▶ _Directions_:
Transcribe the records that follow in their entirety, omitting any pictures.

▶ _Records to use_:
* * * * * * *
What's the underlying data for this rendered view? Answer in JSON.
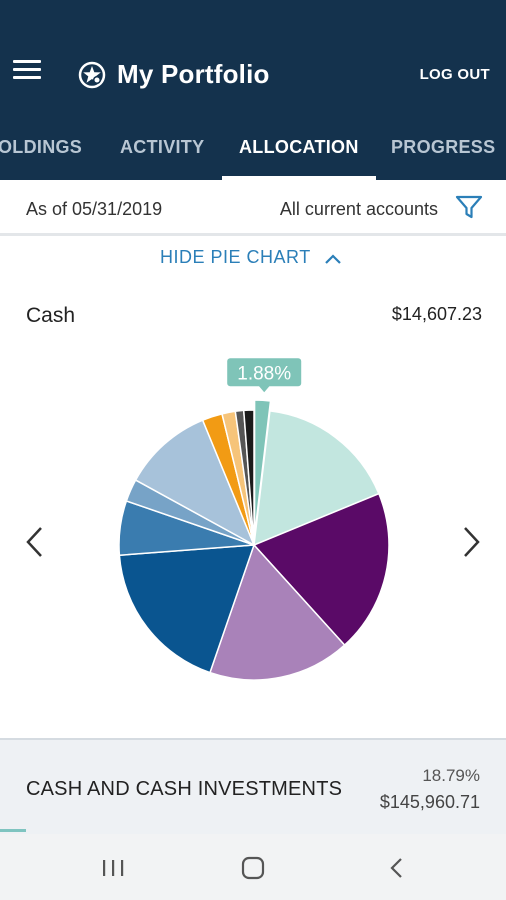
{
  "header": {
    "title": "My Portfolio",
    "logout_label": "LOG OUT"
  },
  "tabs": [
    {
      "label": "HOLDINGS",
      "display": "OLDINGS",
      "active": false
    },
    {
      "label": "ACTIVITY",
      "active": false
    },
    {
      "label": "ALLOCATION",
      "active": true
    },
    {
      "label": "PROGRESS",
      "active": false
    }
  ],
  "filter": {
    "as_of": "As of 05/31/2019",
    "accounts": "All current accounts"
  },
  "chart_toggle": {
    "label": "HIDE PIE CHART"
  },
  "selected_segment": {
    "name": "Cash",
    "value": "$14,607.23",
    "callout": "1.88%"
  },
  "chart_data": {
    "type": "pie",
    "slices": [
      {
        "value": 1.88,
        "color": "#7fc4b8",
        "selected": true
      },
      {
        "value": 16.91,
        "color": "#c2e6df"
      },
      {
        "value": 19.5,
        "color": "#5a0a67"
      },
      {
        "value": 17.0,
        "color": "#a982b9"
      },
      {
        "value": 18.5,
        "color": "#0a5590"
      },
      {
        "value": 6.5,
        "color": "#3a7caf"
      },
      {
        "value": 2.7,
        "color": "#77a3c7"
      },
      {
        "value": 10.8,
        "color": "#a7c2da"
      },
      {
        "value": 2.4,
        "color": "#f29b14"
      },
      {
        "value": 1.6,
        "color": "#f6c47a"
      },
      {
        "value": 1.0,
        "color": "#555555"
      },
      {
        "value": 1.21,
        "color": "#1b1b1b"
      }
    ]
  },
  "summary": {
    "label": "CASH AND CASH INVESTMENTS",
    "percent": "18.79%",
    "amount": "$145,960.71"
  },
  "colors": {
    "header_bg": "#14324d",
    "link": "#2b7fb8",
    "accent": "#7fc4c0"
  }
}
* * * * * * *
▶ _Full answer_:
What's the underlying data for this rendered view? Answer in JSON.
{
  "header": {
    "title": "My Portfolio",
    "logout_label": "LOG OUT"
  },
  "tabs": [
    {
      "label": "HOLDINGS",
      "display": "OLDINGS",
      "active": false
    },
    {
      "label": "ACTIVITY",
      "active": false
    },
    {
      "label": "ALLOCATION",
      "active": true
    },
    {
      "label": "PROGRESS",
      "active": false
    }
  ],
  "filter": {
    "as_of": "As of 05/31/2019",
    "accounts": "All current accounts"
  },
  "chart_toggle": {
    "label": "HIDE PIE CHART"
  },
  "selected_segment": {
    "name": "Cash",
    "value": "$14,607.23",
    "callout": "1.88%"
  },
  "chart_data": {
    "type": "pie",
    "slices": [
      {
        "value": 1.88,
        "color": "#7fc4b8",
        "selected": true
      },
      {
        "value": 16.91,
        "color": "#c2e6df"
      },
      {
        "value": 19.5,
        "color": "#5a0a67"
      },
      {
        "value": 17.0,
        "color": "#a982b9"
      },
      {
        "value": 18.5,
        "color": "#0a5590"
      },
      {
        "value": 6.5,
        "color": "#3a7caf"
      },
      {
        "value": 2.7,
        "color": "#77a3c7"
      },
      {
        "value": 10.8,
        "color": "#a7c2da"
      },
      {
        "value": 2.4,
        "color": "#f29b14"
      },
      {
        "value": 1.6,
        "color": "#f6c47a"
      },
      {
        "value": 1.0,
        "color": "#555555"
      },
      {
        "value": 1.21,
        "color": "#1b1b1b"
      }
    ]
  },
  "summary": {
    "label": "CASH AND CASH INVESTMENTS",
    "percent": "18.79%",
    "amount": "$145,960.71"
  },
  "colors": {
    "header_bg": "#14324d",
    "link": "#2b7fb8",
    "accent": "#7fc4c0"
  }
}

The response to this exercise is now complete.